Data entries
________

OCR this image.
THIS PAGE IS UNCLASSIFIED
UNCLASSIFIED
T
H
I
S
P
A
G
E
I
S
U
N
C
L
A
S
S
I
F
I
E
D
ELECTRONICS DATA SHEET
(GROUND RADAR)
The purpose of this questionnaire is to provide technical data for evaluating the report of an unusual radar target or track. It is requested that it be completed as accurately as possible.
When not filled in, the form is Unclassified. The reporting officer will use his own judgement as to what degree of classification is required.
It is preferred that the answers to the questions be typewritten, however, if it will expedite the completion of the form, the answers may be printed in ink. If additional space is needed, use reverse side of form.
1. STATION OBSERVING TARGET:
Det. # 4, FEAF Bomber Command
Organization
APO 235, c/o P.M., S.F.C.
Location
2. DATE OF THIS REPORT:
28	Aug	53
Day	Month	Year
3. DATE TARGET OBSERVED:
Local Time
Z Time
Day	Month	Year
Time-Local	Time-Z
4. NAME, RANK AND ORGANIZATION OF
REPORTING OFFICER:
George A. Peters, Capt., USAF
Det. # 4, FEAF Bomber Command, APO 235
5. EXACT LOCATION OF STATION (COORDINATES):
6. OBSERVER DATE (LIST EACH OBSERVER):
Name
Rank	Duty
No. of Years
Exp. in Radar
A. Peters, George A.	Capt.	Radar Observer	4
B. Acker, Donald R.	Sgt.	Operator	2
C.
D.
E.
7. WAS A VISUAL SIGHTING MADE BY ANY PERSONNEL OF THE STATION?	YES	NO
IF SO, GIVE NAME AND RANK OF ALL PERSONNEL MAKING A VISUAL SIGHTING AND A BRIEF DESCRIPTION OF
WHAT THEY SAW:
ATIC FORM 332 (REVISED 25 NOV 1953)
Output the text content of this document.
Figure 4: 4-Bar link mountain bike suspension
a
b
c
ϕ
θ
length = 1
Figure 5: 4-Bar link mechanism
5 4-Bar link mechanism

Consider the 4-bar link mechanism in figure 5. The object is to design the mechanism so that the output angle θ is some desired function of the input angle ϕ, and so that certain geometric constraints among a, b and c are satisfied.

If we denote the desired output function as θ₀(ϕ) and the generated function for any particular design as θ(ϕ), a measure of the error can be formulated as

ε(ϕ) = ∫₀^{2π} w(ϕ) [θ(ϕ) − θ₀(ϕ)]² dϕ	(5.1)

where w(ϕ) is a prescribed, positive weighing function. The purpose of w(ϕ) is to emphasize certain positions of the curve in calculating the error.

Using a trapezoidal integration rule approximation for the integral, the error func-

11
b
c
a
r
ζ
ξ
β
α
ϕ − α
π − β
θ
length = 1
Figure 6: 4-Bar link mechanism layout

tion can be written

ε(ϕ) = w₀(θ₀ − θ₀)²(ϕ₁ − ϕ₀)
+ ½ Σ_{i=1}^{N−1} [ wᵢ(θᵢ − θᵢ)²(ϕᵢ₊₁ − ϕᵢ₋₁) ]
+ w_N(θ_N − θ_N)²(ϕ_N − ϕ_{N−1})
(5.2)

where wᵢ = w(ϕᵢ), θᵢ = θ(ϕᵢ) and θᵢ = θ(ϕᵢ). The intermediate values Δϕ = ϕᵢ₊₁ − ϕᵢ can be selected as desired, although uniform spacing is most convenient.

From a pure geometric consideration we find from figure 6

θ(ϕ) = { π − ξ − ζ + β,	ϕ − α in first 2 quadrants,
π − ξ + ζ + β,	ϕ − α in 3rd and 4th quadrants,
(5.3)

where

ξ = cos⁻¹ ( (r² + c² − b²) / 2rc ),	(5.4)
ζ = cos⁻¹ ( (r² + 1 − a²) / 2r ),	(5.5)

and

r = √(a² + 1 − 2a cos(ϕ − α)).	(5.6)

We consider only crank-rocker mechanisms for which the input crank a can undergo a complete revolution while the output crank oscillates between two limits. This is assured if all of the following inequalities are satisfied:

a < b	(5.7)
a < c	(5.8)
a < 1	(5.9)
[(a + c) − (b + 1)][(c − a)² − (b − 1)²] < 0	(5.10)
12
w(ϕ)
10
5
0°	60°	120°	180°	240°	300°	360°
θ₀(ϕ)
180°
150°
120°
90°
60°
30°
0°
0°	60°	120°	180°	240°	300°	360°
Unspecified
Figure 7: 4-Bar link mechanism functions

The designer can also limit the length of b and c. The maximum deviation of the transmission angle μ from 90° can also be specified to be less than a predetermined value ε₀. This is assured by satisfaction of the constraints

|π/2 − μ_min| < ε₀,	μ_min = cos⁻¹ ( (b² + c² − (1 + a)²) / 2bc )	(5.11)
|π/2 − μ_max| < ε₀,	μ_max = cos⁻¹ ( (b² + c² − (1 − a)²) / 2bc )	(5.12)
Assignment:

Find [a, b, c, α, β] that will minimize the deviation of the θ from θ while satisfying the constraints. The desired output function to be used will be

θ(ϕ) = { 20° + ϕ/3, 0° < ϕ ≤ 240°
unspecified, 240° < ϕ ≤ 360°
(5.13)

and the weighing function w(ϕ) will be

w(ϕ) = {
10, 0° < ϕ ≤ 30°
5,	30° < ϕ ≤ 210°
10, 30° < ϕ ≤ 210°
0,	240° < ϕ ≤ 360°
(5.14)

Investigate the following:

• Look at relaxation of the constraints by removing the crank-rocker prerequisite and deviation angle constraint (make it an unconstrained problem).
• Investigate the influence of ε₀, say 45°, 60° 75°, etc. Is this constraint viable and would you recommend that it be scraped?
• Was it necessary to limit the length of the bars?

________

_Stated problem_
Extract all of the data shown above and repeat it verbatim.

_Complete response_
OCR this image.
THIS PAGE IS UNCLASSIFIED
UNCLASSIFIED
T
H
I
S
P
A
G
E
I
S
U
N
C
L
A
S
S
I
F
I
E
D
ELECTRONICS DATA SHEET
(GROUND RADAR)
The purpose of this questionnaire is to provide technical data for evaluating the report of an unusual radar target or track. It is requested that it be completed as accurately as possible.
When not filled in, the form is Unclassified. The reporting officer will use his own judgement as to what degree of classification is required.
It is preferred that the answers to the questions be typewritten, however, if it will expedite the completion of the form, the answers may be printed in ink. If additional space is needed, use reverse side of form.
1. STATION OBSERVING TARGET:
Det. # 4, FEAF Bomber Command
Organization
APO 235, c/o P.M., S.F.C.
Location
2. DATE OF THIS REPORT:
28	Aug	53
Day	Month	Year
3. DATE TARGET OBSERVED:
Local Time
Z Time
Day	Month	Year
Time-Local	Time-Z
4. NAME, RANK AND ORGANIZATION OF
REPORTING OFFICER:
George A. Peters, Capt., USAF
Det. # 4, FEAF Bomber Command, APO 235
5. EXACT LOCATION OF STATION (COORDINATES):
6. OBSERVER DATE (LIST EACH OBSERVER):
Name
Rank	Duty
No. of Years
Exp. in Radar
A. Peters, George A.	Capt.	Radar Observer	4
B. Acker, Donald R.	Sgt.	Operator	2
C.
D.
E.
7. WAS A VISUAL SIGHTING MADE BY ANY PERSONNEL OF THE STATION?	YES	NO
IF SO, GIVE NAME AND RANK OF ALL PERSONNEL MAKING A VISUAL SIGHTING AND A BRIEF DESCRIPTION OF
WHAT THEY SAW:
ATIC FORM 332 (REVISED 25 NOV 1953)
Output the text content of this document.
Figure 4: 4-Bar link mountain bike suspension
a
b
c
ϕ
θ
length = 1
Figure 5: 4-Bar link mechanism
5 4-Bar link mechanism

Consider the 4-bar link mechanism in figure 5. The object is to design the mechanism so that the output angle θ is some desired function of the input angle ϕ, and so that certain geometric constraints among a, b and c are satisfied.

If we denote the desired output function as θ₀(ϕ) and the generated function for any particular design as θ(ϕ), a measure of the error can be formulated as

ε(ϕ) = ∫₀^{2π} w(ϕ) [θ(ϕ) − θ₀(ϕ)]² dϕ	(5.1)

where w(ϕ) is a prescribed, positive weighing function. The purpose of w(ϕ) is to emphasize certain positions of the curve in calculating the error.

Using a trapezoidal integration rule approximation for the integral, the error func-

11
b
c
a
r
ζ
ξ
β
α
ϕ − α
π − β
θ
length = 1
Figure 6: 4-Bar link mechanism layout

tion can be written

ε(ϕ) = w₀(θ₀ − θ₀)²(ϕ₁ − ϕ₀)
+ ½ Σ_{i=1}^{N−1} [ wᵢ(θᵢ − θᵢ)²(ϕᵢ₊₁ − ϕᵢ₋₁) ]
+ w_N(θ_N − θ_N)²(ϕ_N − ϕ_{N−1})
(5.2)

where wᵢ = w(ϕᵢ), θᵢ = θ(ϕᵢ) and θᵢ = θ(ϕᵢ). The intermediate values Δϕ = ϕᵢ₊₁ − ϕᵢ can be selected as desired, although uniform spacing is most convenient.

From a pure geometric consideration we find from figure 6

θ(ϕ) = { π − ξ − ζ + β,	ϕ − α in first 2 quadrants,
π − ξ + ζ + β,	ϕ − α in 3rd and 4th quadrants,
(5.3)

where

ξ = cos⁻¹ ( (r² + c² − b²) / 2rc ),	(5.4)
ζ = cos⁻¹ ( (r² + 1 − a²) / 2r ),	(5.5)

and

r = √(a² + 1 − 2a cos(ϕ − α)).	(5.6)

We consider only crank-rocker mechanisms for which the input crank a can undergo a complete revolution while the output crank oscillates between two limits. This is assured if all of the following inequalities are satisfied:

a < b	(5.7)
a < c	(5.8)
a < 1	(5.9)
[(a + c) − (b + 1)][(c − a)² − (b − 1)²] < 0	(5.10)
12
w(ϕ)
10
5
0°	60°	120°	180°	240°	300°	360°
θ₀(ϕ)
180°
150°
120°
90°
60°
30°
0°
0°	60°	120°	180°	240°	300°	360°
Unspecified
Figure 7: 4-Bar link mechanism functions

The designer can also limit the length of b and c. The maximum deviation of the transmission angle μ from 90° can also be specified to be less than a predetermined value ε₀. This is assured by satisfaction of the constraints

|π/2 − μ_min| < ε₀,	μ_min = cos⁻¹ ( (b² + c² − (1 + a)²) / 2bc )	(5.11)
|π/2 − μ_max| < ε₀,	μ_max = cos⁻¹ ( (b² + c² − (1 − a)²) / 2bc )	(5.12)
Assignment:

Find [a, b, c, α, β] that will minimize the deviation of the θ from θ while satisfying the constraints. The desired output function to be used will be

θ(ϕ) = { 20° + ϕ/3, 0° < ϕ ≤ 240°
unspecified, 240° < ϕ ≤ 360°
(5.13)

and the weighing function w(ϕ) will be

w(ϕ) = {
10, 0° < ϕ ≤ 30°
5,	30° < ϕ ≤ 210°
10, 30° < ϕ ≤ 210°
0,	240° < ϕ ≤ 360°
(5.14)

Investigate the following:

• Look at relaxation of the constraints by removing the crank-rocker prerequisite and deviation angle constraint (make it an unconstrained problem).
• Investigate the influence of ε₀, say 45°, 60° 75°, etc. Is this constraint viable and would you recommend that it be scraped?
• Was it necessary to limit the length of the bars?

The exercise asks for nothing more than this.